**Short task**: In the listing below, count each line containing "Give" and answer with the count only.

Collected data
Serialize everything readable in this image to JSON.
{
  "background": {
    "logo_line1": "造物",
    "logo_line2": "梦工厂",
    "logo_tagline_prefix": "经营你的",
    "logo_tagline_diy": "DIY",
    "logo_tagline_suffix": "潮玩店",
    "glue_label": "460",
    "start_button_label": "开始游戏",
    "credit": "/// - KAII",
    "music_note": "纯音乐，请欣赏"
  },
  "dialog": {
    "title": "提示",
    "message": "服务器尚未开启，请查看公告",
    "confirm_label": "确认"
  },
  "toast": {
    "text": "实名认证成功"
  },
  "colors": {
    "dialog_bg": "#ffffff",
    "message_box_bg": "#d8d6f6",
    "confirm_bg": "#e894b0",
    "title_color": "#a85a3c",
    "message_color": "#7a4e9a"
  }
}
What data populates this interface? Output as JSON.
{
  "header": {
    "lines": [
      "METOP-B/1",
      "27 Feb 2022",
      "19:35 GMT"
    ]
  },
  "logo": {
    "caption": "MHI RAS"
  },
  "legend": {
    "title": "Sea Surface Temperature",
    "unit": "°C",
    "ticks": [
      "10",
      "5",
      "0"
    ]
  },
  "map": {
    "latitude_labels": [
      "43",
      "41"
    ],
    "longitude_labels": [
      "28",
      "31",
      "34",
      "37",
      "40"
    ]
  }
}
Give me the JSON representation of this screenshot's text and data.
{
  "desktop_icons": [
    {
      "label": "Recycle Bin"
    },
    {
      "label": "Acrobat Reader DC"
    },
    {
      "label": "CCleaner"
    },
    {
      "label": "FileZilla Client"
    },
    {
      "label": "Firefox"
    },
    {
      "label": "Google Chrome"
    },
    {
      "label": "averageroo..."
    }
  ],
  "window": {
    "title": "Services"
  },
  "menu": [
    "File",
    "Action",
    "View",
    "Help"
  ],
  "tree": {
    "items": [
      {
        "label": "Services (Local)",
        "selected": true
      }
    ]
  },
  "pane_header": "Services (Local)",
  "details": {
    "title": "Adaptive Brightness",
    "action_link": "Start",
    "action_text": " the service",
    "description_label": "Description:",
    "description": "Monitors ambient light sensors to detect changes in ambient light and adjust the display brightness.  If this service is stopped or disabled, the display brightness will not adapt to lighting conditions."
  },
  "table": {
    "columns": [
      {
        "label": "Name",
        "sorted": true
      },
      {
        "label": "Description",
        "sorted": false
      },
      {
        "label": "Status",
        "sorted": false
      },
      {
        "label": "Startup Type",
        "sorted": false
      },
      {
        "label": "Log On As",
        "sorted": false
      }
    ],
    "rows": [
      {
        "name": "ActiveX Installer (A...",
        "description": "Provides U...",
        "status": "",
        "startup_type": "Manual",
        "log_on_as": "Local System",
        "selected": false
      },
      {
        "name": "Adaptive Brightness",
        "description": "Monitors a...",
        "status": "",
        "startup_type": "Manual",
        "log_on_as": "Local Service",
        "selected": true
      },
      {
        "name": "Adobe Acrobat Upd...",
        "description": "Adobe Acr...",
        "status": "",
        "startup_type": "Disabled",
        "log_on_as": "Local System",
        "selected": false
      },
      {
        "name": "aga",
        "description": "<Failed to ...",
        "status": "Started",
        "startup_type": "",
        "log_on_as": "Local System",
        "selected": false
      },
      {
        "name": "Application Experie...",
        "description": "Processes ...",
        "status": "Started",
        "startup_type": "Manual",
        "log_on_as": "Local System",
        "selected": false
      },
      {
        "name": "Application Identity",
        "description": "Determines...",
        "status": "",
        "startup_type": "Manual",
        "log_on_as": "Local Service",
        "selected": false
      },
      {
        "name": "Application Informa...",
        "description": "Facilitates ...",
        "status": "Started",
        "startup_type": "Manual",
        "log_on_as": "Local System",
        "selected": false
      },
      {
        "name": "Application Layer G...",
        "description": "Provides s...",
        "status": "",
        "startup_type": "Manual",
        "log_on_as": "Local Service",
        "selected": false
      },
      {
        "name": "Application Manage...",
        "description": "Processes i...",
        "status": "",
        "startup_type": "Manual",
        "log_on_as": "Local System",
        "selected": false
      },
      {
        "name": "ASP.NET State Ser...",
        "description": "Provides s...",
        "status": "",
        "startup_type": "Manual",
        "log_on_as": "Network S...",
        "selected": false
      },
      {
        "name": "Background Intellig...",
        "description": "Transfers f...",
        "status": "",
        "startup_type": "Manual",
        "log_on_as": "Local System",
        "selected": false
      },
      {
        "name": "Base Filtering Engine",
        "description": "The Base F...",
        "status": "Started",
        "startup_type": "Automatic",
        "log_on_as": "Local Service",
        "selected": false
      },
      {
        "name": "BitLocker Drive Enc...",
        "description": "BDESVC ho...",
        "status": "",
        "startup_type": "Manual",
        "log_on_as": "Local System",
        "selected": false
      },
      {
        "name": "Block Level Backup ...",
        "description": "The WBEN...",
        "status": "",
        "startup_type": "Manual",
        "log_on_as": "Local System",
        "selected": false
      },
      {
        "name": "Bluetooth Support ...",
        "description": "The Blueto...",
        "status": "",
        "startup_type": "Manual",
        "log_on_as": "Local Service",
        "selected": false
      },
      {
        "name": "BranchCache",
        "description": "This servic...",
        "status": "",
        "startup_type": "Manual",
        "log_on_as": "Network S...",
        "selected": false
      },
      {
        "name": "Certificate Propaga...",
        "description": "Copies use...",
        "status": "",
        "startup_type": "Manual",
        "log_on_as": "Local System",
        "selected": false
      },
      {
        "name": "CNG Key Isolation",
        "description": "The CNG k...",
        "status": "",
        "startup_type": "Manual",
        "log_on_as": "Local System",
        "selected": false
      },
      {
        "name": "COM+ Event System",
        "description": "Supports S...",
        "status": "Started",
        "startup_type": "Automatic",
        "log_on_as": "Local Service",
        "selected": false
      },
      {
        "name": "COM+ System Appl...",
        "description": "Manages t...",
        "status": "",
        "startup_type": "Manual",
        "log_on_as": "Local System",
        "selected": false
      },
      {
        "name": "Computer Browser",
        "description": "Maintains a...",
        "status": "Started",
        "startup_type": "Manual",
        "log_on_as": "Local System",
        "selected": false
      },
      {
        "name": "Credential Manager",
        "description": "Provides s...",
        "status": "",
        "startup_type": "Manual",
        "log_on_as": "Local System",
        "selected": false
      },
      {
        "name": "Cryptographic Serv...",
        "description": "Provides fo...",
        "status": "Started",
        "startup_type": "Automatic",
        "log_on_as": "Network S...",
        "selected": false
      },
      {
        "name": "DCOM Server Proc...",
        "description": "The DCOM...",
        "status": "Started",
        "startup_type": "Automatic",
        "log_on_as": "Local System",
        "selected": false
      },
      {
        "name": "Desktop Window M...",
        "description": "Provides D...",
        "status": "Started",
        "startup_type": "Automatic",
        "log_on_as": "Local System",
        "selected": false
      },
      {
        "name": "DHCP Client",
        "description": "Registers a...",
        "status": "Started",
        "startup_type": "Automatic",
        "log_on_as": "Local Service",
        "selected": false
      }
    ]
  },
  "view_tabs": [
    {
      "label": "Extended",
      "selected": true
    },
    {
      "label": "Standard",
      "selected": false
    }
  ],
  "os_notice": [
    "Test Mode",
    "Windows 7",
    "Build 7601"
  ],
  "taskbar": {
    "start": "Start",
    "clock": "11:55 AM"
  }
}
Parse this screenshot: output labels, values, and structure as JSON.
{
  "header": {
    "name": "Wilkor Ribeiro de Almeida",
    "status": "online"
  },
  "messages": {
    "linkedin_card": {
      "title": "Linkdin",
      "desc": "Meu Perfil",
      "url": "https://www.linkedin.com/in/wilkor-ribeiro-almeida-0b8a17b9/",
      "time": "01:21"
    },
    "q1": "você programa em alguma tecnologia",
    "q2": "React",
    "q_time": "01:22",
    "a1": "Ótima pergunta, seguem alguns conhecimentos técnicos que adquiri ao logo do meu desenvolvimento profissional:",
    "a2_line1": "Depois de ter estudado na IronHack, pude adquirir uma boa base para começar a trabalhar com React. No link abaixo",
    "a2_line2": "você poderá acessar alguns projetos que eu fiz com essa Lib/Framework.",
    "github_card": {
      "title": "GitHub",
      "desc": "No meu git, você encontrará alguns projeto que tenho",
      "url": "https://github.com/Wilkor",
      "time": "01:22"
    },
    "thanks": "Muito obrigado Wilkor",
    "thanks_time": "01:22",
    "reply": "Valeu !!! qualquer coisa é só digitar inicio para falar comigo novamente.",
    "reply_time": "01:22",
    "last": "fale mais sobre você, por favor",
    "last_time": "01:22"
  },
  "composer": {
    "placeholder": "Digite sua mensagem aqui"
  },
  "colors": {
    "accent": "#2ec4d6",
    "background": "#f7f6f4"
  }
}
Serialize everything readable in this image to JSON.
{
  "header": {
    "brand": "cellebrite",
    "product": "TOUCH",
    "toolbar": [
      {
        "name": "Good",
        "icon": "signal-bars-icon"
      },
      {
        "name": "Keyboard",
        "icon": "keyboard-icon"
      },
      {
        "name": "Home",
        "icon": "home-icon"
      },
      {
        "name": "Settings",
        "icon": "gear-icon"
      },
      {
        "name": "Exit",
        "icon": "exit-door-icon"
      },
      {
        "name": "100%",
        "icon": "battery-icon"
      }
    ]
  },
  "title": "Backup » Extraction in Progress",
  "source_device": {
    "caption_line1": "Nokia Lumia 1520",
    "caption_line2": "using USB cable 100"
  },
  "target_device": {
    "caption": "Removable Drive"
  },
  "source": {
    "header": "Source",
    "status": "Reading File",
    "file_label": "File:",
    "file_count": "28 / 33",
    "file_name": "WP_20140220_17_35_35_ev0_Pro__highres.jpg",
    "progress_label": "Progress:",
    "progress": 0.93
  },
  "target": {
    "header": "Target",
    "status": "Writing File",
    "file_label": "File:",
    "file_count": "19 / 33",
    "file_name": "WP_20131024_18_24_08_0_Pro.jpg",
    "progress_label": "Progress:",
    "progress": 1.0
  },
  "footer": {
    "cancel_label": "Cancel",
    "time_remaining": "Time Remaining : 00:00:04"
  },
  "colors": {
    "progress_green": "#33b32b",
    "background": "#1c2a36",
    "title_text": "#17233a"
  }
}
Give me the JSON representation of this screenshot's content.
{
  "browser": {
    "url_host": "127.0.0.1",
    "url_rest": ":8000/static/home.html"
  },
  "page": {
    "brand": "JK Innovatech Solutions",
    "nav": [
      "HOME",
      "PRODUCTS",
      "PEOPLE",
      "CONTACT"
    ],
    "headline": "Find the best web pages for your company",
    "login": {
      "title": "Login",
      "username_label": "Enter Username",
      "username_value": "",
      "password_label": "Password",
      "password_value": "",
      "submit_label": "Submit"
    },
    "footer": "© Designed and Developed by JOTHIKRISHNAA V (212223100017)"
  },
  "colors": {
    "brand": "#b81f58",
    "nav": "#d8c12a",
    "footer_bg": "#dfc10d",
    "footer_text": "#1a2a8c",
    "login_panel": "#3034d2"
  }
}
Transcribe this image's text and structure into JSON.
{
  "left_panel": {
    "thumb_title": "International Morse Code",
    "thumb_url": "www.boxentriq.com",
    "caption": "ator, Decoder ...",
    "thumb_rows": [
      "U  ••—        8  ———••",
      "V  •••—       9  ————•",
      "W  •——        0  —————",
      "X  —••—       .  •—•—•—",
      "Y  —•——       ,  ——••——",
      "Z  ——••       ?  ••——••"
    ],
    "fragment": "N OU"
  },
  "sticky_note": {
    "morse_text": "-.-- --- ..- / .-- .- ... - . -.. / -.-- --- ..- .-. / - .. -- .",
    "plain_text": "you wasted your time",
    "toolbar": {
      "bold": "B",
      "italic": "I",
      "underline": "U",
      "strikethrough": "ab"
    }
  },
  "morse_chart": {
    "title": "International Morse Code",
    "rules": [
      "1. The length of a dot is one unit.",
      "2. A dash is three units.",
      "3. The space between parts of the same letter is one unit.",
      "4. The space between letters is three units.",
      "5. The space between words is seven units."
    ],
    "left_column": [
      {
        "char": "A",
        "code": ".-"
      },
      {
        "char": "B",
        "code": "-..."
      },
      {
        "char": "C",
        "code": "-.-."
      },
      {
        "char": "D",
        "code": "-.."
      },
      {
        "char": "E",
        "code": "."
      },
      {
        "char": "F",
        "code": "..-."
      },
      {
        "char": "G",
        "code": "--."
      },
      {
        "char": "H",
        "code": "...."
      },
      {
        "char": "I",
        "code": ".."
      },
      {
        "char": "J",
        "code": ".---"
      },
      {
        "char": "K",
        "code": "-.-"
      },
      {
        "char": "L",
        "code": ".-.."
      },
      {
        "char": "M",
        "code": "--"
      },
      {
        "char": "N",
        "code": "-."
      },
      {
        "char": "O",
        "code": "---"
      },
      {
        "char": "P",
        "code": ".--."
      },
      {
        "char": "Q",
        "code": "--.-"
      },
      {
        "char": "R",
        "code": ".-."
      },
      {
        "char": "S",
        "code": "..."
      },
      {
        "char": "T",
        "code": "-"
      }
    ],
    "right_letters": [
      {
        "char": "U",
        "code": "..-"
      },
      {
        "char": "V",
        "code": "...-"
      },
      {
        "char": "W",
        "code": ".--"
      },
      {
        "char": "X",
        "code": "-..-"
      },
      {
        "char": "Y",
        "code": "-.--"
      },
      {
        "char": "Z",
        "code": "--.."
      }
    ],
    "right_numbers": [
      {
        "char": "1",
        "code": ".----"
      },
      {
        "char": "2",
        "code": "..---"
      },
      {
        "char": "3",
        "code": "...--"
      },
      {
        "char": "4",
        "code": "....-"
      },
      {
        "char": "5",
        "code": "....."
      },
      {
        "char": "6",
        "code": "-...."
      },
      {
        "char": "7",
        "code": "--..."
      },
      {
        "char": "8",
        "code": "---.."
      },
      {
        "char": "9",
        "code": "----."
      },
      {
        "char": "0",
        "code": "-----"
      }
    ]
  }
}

**Exercise result**: 2